◆ **Instructions to follow**
Output all entries verbatim. Skip pictures.

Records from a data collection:
Start
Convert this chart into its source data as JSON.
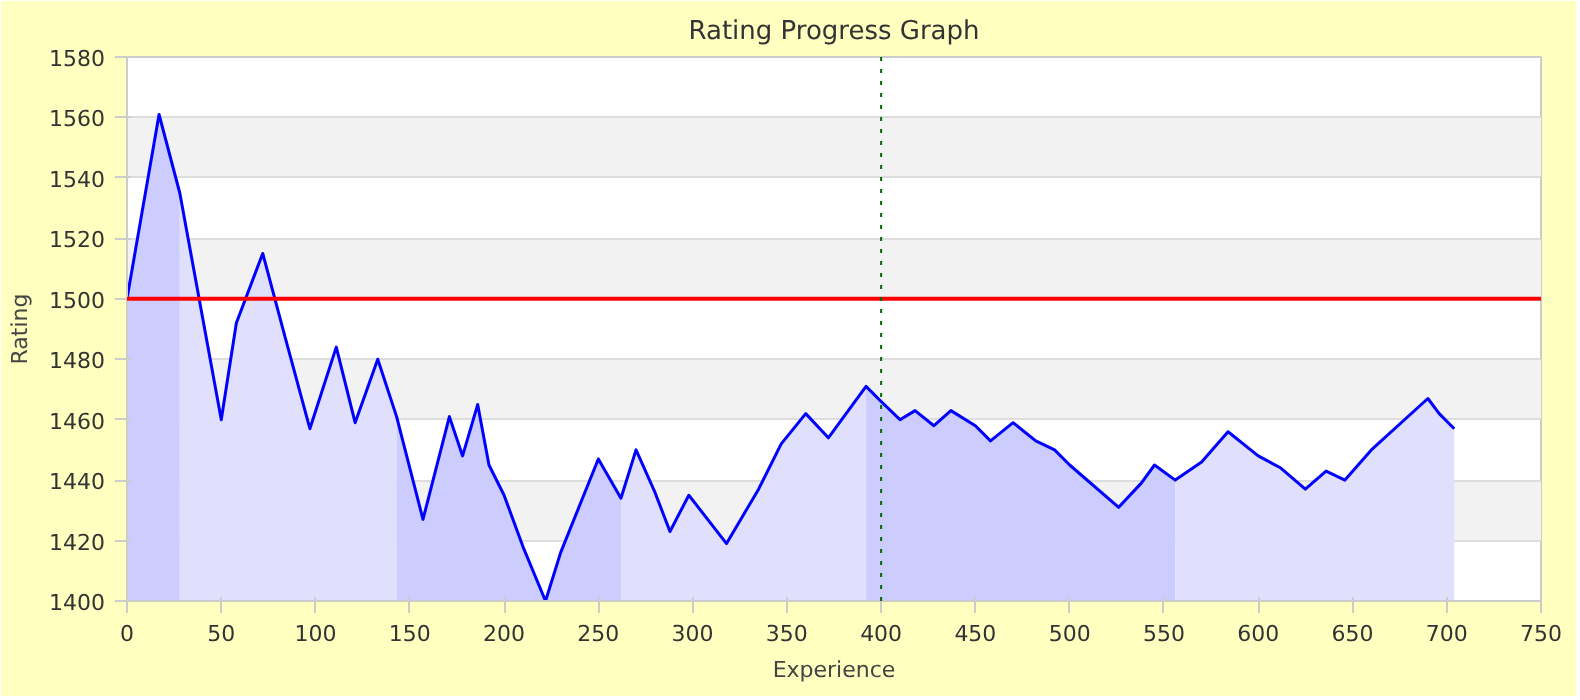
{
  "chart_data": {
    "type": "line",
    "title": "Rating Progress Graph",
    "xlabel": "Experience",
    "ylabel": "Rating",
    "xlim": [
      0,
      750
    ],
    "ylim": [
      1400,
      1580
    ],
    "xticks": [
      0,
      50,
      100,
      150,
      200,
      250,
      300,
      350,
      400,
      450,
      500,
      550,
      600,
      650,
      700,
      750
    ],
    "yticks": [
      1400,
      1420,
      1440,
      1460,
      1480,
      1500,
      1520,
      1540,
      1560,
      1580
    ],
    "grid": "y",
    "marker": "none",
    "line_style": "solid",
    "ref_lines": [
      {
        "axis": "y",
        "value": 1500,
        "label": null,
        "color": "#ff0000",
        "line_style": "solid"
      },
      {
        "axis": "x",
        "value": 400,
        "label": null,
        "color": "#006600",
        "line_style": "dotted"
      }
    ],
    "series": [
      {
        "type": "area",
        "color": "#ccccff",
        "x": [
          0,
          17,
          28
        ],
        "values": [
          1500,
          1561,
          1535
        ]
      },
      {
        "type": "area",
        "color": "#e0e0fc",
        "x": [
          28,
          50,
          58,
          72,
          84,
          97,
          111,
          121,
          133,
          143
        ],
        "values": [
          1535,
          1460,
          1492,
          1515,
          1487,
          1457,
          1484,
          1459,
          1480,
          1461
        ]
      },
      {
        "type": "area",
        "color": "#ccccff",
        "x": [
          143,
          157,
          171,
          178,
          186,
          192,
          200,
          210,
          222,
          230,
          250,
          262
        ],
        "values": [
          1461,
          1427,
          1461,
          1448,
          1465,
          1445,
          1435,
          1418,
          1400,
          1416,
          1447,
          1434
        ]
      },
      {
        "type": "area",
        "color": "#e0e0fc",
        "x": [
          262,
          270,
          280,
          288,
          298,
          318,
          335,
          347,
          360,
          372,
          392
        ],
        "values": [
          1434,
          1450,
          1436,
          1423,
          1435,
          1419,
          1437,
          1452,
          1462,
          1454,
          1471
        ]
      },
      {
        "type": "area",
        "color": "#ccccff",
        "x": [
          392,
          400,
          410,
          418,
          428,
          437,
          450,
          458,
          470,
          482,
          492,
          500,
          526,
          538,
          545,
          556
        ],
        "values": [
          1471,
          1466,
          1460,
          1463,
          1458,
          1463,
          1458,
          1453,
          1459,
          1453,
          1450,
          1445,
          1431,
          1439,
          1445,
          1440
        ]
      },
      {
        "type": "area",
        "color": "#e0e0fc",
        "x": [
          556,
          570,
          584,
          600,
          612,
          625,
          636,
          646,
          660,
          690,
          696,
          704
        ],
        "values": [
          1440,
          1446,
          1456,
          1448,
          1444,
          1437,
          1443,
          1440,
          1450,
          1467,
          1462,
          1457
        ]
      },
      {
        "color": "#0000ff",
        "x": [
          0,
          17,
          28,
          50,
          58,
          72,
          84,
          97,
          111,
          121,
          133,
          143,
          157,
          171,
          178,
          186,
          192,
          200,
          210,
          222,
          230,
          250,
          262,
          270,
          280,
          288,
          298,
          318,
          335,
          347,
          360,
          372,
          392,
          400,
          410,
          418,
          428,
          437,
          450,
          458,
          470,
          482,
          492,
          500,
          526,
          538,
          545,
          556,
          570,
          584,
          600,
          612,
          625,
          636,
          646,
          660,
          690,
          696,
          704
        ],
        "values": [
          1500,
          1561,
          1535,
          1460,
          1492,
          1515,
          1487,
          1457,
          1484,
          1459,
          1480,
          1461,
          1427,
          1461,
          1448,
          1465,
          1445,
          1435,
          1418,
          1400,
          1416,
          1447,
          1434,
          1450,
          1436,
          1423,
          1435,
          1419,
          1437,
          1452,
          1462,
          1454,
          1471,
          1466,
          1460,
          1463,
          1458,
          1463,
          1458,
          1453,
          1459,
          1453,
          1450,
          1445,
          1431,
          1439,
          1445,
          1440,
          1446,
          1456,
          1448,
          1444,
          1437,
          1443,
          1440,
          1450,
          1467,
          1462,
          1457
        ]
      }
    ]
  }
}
End
◆ **Final result**
Convert this chart into its source data as JSON.
{
  "chart_data": {
    "type": "line",
    "title": "Rating Progress Graph",
    "xlabel": "Experience",
    "ylabel": "Rating",
    "xlim": [
      0,
      750
    ],
    "ylim": [
      1400,
      1580
    ],
    "xticks": [
      0,
      50,
      100,
      150,
      200,
      250,
      300,
      350,
      400,
      450,
      500,
      550,
      600,
      650,
      700,
      750
    ],
    "yticks": [
      1400,
      1420,
      1440,
      1460,
      1480,
      1500,
      1520,
      1540,
      1560,
      1580
    ],
    "grid": "y",
    "marker": "none",
    "line_style": "solid",
    "ref_lines": [
      {
        "axis": "y",
        "value": 1500,
        "label": null,
        "color": "#ff0000",
        "line_style": "solid"
      },
      {
        "axis": "x",
        "value": 400,
        "label": null,
        "color": "#006600",
        "line_style": "dotted"
      }
    ],
    "series": [
      {
        "type": "area",
        "color": "#ccccff",
        "x": [
          0,
          17,
          28
        ],
        "values": [
          1500,
          1561,
          1535
        ]
      },
      {
        "type": "area",
        "color": "#e0e0fc",
        "x": [
          28,
          50,
          58,
          72,
          84,
          97,
          111,
          121,
          133,
          143
        ],
        "values": [
          1535,
          1460,
          1492,
          1515,
          1487,
          1457,
          1484,
          1459,
          1480,
          1461
        ]
      },
      {
        "type": "area",
        "color": "#ccccff",
        "x": [
          143,
          157,
          171,
          178,
          186,
          192,
          200,
          210,
          222,
          230,
          250,
          262
        ],
        "values": [
          1461,
          1427,
          1461,
          1448,
          1465,
          1445,
          1435,
          1418,
          1400,
          1416,
          1447,
          1434
        ]
      },
      {
        "type": "area",
        "color": "#e0e0fc",
        "x": [
          262,
          270,
          280,
          288,
          298,
          318,
          335,
          347,
          360,
          372,
          392
        ],
        "values": [
          1434,
          1450,
          1436,
          1423,
          1435,
          1419,
          1437,
          1452,
          1462,
          1454,
          1471
        ]
      },
      {
        "type": "area",
        "color": "#ccccff",
        "x": [
          392,
          400,
          410,
          418,
          428,
          437,
          450,
          458,
          470,
          482,
          492,
          500,
          526,
          538,
          545,
          556
        ],
        "values": [
          1471,
          1466,
          1460,
          1463,
          1458,
          1463,
          1458,
          1453,
          1459,
          1453,
          1450,
          1445,
          1431,
          1439,
          1445,
          1440
        ]
      },
      {
        "type": "area",
        "color": "#e0e0fc",
        "x": [
          556,
          570,
          584,
          600,
          612,
          625,
          636,
          646,
          660,
          690,
          696,
          704
        ],
        "values": [
          1440,
          1446,
          1456,
          1448,
          1444,
          1437,
          1443,
          1440,
          1450,
          1467,
          1462,
          1457
        ]
      },
      {
        "color": "#0000ff",
        "x": [
          0,
          17,
          28,
          50,
          58,
          72,
          84,
          97,
          111,
          121,
          133,
          143,
          157,
          171,
          178,
          186,
          192,
          200,
          210,
          222,
          230,
          250,
          262,
          270,
          280,
          288,
          298,
          318,
          335,
          347,
          360,
          372,
          392,
          400,
          410,
          418,
          428,
          437,
          450,
          458,
          470,
          482,
          492,
          500,
          526,
          538,
          545,
          556,
          570,
          584,
          600,
          612,
          625,
          636,
          646,
          660,
          690,
          696,
          704
        ],
        "values": [
          1500,
          1561,
          1535,
          1460,
          1492,
          1515,
          1487,
          1457,
          1484,
          1459,
          1480,
          1461,
          1427,
          1461,
          1448,
          1465,
          1445,
          1435,
          1418,
          1400,
          1416,
          1447,
          1434,
          1450,
          1436,
          1423,
          1435,
          1419,
          1437,
          1452,
          1462,
          1454,
          1471,
          1466,
          1460,
          1463,
          1458,
          1463,
          1458,
          1453,
          1459,
          1453,
          1450,
          1445,
          1431,
          1439,
          1445,
          1440,
          1446,
          1456,
          1448,
          1444,
          1437,
          1443,
          1440,
          1450,
          1467,
          1462,
          1457
        ]
      }
    ]
  }
}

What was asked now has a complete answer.